GIVEN INSTRUCTION A
Summarize the article on full-stack data scientists below in two sentences.
GIVEN INSTRUCTION B
Answer these questions using the article on full-stack data scientists below:
(i) In what three situations did the author listen to the shows?
(ii) What five practices make up the 5Cs?
(iii) Which tier of a software solution stack is the bottom one?
GIVEN INSTRUCTION C
Reproduce the passage of the article on full-stack data scientists below, starting at "In one of her" and ending at "data science practitioners.".

PROVIDED TEXT
<<<<
Author(s): Kelvin Lu
Originally published on Towards AI.
The Data Scientist Show, by
Daliana Liu, is one of my favorite YouTube channels. Unlike many other data science programs that are very technical and require concentration to follow through, Daliana’s talk show strikes a delicate balance between profession and relaxation. I used to listen to the shows while walking, on the train, or washing dishes. I am interested in how other data scientists and engineers solve real-world problems and how they feel about their work. They share their successes and also some awkward moments. In some sense, the latter insight being widely neglected is something I found priceless.
In one of her latest shows — The future of Data Science Teams, they talked about their experience as research data scientists who are not very handy with engineering stuff. They have to pair with an engineer when they join a new team, and they were advised that:
“You need to be a full-stack data scientist.”
Em, this is the first time I've heard the term full-stack scientist. I have to admit that this is an interesting idea. I did my research about this idea and hoped my insight could inspire more data science practitioners.
Definition of a full-stack data scientist
The sibling relationship between data science and software development has led to the borrowing of many concepts from the software development domain into data science practice. For example, DevOps became MLOps, and the CICD became the 5Cs: continuous testing, continuous integration, continuous deployment, continuous evaluation, and continuous training. The concept of a full-stack data scientist looks like the latest transplant of the title of full-stack software engineer.
The modern software architecture convention states that a software solution stack comprises multiple tiers, with the database being the bottom one of them. On top of the database, there is a backend system and a frontend system. Prior to the emergence of full-stack developers, backend developers and frontend developers were two separate positions. Occasionally, even database development was a dedicated role. The concept of a full-stack developer means that the same person will be in charge of developing everything, from database design to backend functions to frontend websites and services. The benefit is obvious: lower human costs, better productivity, fewer communication costs, better quality, and faster roll-out speed.
>>>>
RECORDED DATA
<<<<
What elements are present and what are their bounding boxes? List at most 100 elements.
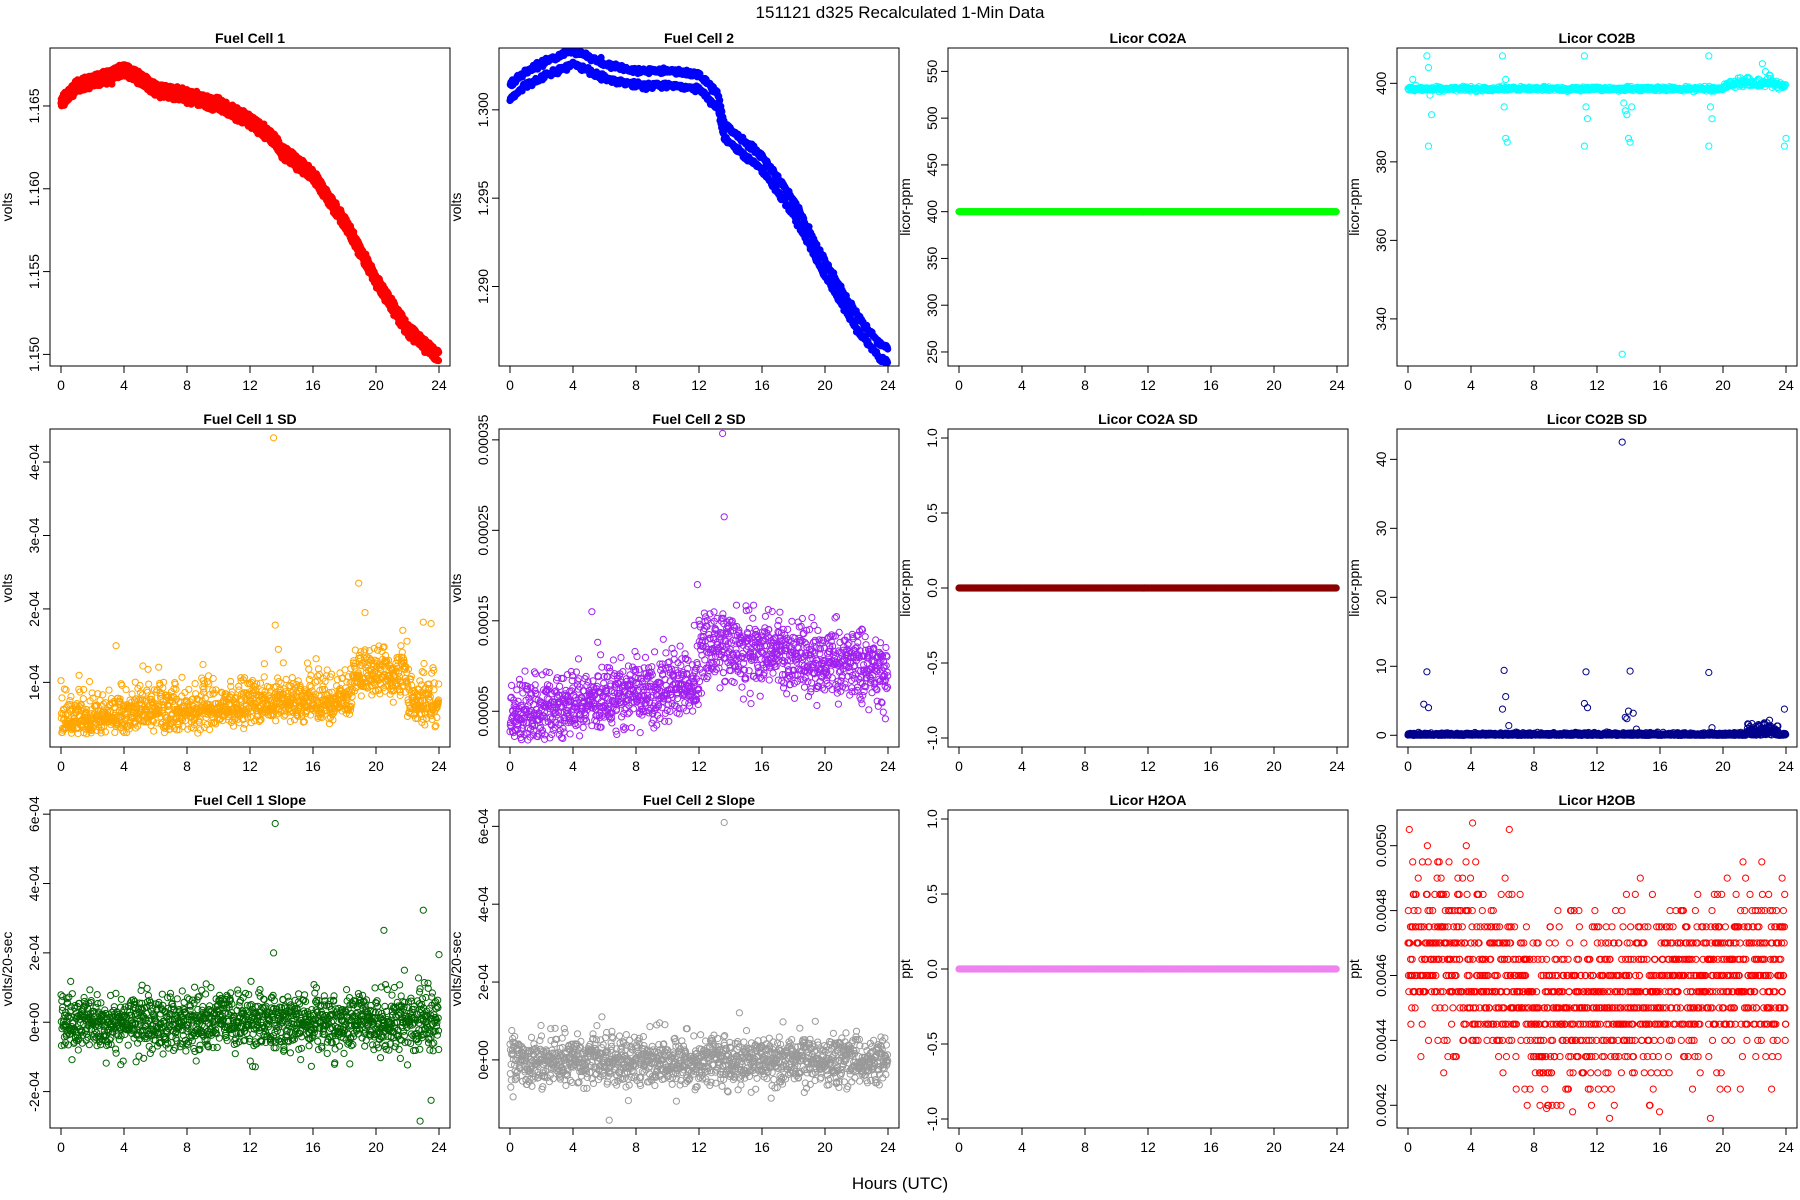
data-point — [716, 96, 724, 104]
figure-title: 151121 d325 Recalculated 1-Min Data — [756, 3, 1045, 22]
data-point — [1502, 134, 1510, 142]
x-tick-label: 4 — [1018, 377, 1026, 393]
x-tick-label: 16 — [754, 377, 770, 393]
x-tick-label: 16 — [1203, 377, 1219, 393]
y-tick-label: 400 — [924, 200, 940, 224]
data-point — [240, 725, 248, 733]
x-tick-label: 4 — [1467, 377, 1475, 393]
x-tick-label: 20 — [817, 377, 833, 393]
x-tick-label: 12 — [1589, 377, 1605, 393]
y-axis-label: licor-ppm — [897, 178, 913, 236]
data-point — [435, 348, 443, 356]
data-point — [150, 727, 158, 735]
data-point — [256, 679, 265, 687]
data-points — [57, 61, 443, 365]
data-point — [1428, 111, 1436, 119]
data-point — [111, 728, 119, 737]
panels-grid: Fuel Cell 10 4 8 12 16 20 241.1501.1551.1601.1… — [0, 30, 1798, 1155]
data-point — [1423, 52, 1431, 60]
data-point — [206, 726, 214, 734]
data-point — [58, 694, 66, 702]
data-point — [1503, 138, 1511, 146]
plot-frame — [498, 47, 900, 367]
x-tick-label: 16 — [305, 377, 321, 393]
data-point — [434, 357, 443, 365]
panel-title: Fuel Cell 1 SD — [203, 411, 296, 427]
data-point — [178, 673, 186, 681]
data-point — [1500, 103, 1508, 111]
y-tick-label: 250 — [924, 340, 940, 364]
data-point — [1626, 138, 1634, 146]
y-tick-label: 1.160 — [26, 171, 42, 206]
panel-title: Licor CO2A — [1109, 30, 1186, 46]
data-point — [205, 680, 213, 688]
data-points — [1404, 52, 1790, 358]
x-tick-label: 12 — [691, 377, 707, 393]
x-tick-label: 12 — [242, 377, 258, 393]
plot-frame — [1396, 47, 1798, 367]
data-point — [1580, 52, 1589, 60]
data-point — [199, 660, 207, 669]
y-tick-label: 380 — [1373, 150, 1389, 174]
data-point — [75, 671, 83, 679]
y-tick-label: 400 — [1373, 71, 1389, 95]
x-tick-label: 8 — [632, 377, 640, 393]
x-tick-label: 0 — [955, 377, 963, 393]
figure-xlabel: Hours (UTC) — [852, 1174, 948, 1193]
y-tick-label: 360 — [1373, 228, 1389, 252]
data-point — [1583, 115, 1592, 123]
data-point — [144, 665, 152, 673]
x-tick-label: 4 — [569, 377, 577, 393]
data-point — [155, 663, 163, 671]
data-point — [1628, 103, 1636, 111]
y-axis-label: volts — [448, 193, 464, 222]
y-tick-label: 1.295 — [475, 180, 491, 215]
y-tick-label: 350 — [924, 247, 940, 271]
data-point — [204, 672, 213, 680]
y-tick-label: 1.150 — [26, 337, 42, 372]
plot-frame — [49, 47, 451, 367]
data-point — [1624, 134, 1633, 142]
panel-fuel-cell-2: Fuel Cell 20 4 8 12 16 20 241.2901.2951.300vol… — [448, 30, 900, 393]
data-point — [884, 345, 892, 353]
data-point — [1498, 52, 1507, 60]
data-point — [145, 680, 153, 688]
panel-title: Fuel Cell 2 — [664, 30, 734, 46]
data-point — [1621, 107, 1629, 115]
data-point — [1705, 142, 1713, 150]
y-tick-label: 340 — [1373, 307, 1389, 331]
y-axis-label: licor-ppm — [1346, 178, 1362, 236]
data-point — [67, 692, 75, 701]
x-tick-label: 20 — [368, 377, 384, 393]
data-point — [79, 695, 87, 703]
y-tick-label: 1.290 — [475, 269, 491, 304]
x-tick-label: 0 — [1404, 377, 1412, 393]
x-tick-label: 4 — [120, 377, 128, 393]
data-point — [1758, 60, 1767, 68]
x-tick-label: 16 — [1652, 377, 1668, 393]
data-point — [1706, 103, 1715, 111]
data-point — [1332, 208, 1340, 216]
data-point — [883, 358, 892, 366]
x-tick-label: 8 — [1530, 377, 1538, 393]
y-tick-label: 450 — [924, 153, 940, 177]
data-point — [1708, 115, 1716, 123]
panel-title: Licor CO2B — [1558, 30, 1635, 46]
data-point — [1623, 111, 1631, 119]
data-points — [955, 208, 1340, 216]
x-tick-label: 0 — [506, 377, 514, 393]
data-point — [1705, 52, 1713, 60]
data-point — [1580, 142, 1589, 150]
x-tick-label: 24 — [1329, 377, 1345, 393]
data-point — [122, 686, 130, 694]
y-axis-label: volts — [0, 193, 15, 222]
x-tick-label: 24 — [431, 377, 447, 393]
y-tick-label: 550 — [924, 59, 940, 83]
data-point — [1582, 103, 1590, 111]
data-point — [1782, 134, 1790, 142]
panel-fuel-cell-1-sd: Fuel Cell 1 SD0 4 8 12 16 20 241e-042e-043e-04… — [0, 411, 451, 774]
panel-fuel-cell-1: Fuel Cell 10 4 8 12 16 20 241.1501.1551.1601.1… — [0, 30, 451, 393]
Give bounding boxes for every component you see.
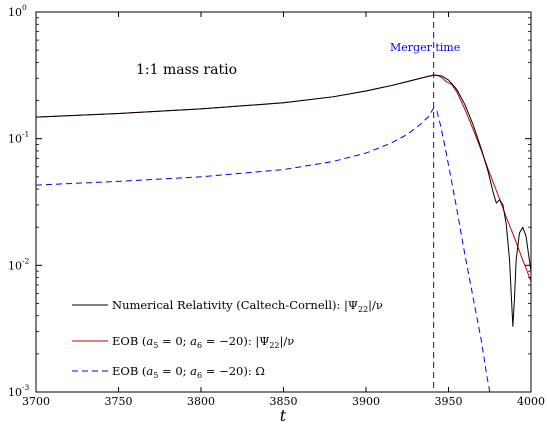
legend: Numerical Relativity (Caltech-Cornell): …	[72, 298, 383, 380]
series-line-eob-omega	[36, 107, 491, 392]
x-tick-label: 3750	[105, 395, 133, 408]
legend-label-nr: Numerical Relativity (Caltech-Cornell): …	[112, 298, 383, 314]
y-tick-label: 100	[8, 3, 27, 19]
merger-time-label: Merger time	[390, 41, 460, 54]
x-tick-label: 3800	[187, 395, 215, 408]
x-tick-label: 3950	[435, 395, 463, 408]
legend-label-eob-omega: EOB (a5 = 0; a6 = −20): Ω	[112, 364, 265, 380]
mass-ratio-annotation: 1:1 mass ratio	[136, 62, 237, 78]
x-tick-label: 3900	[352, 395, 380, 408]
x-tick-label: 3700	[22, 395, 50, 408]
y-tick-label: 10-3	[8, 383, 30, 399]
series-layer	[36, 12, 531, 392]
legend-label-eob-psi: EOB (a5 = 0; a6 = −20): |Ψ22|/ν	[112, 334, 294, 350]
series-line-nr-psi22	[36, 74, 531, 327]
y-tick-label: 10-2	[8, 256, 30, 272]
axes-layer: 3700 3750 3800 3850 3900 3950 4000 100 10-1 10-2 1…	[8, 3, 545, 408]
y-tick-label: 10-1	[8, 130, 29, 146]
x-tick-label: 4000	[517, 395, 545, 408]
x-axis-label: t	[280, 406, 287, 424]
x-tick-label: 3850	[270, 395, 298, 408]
>>>>
SOLUTION A
After hearing research data scientists on Daliana Liu's The Data Scientist Show say they were told to become full-stack data scientists, the author researched the term, which appears to be a transplant of the full-stack software engineer title into data science. In software, a full-stack developer handles every tier, from database design to backend functions to frontend websites and services, which brings lower human costs, better productivity, fewer communication costs, better quality and faster roll-out.

SOLUTION B
(i) While walking, on the train, and while washing dishes.
(ii) Continuous testing, continuous integration, continuous deployment, continuous evaluation, and continuous training.
(iii) The database.

SOLUTION C
In one of her latest shows — The future of Data Science Teams, they talked about their experience as research data scientists who are not very handy with engineering stuff. They have to pair with an engineer when they join a new team, and they were advised that:
“You need to be a full-stack data scientist.”
Em, this is the first time I've heard the term full-stack scientist. I have to admit that this is an interesting idea. I did my research about this idea and hoped my insight could inspire more data science practitioners.